Problem statement |
From the entries that follow, extract each line holding the string "name".
___ Given data
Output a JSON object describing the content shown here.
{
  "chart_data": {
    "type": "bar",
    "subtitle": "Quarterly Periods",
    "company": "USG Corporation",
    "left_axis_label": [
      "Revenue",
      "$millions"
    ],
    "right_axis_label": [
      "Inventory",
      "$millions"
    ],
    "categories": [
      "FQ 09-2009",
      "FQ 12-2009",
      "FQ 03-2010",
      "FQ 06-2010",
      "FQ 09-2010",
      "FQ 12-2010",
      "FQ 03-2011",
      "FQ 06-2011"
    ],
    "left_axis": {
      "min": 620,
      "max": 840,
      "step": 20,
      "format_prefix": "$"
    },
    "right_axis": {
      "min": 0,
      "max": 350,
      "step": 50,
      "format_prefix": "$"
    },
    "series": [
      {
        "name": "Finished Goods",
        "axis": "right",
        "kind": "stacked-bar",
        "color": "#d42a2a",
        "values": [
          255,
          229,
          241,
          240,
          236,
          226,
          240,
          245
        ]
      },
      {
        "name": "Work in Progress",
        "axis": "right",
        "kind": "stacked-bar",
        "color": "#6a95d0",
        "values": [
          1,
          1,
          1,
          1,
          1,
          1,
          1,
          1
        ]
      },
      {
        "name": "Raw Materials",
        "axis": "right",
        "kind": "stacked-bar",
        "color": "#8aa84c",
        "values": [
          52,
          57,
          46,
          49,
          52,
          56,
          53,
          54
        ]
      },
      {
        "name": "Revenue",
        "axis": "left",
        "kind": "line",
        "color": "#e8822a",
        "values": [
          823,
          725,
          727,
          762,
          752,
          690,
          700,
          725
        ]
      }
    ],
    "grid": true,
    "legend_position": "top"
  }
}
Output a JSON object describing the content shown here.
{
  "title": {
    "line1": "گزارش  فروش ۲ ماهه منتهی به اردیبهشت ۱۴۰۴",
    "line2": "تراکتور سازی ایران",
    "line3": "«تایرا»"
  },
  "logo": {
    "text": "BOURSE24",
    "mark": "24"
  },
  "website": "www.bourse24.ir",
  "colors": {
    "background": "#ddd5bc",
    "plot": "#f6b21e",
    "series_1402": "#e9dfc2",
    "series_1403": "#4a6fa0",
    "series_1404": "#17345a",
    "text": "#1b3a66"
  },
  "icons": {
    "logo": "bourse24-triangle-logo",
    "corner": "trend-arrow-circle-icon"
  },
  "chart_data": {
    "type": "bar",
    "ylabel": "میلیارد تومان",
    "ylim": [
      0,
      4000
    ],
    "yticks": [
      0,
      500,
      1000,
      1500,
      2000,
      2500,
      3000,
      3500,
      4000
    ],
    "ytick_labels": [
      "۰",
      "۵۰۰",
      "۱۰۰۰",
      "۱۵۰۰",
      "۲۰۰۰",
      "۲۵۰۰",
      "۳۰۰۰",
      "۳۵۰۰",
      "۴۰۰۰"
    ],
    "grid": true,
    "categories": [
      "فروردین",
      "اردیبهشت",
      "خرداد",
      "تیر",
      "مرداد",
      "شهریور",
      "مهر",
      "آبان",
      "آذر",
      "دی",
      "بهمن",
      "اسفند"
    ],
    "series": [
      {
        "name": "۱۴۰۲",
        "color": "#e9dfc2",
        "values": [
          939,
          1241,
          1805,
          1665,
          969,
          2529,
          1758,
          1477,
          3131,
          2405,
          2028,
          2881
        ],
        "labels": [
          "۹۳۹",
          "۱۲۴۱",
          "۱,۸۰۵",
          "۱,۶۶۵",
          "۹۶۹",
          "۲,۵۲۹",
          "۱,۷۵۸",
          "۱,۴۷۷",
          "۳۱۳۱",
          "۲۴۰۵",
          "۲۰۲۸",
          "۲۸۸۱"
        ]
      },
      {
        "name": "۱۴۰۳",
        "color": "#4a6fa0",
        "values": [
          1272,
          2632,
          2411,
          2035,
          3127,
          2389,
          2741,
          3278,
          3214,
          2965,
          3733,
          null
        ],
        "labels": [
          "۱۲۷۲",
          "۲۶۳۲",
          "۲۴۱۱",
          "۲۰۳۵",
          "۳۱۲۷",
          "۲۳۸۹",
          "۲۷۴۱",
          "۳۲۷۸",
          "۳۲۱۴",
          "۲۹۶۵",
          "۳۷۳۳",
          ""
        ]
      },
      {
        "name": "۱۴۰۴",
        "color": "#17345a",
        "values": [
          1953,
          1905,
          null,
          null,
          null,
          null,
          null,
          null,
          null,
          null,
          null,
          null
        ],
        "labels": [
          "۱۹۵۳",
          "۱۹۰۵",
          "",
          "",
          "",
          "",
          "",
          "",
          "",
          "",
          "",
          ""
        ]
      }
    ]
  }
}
______
Answer to this exercise |
        "name": "Finished Goods",
        "name": "Work in Progress",
        "name": "Raw Materials",
        "name": "Revenue",
        "name": "۱۴۰۲",
        "name": "۱۴۰۳",
        "name": "۱۴۰۴",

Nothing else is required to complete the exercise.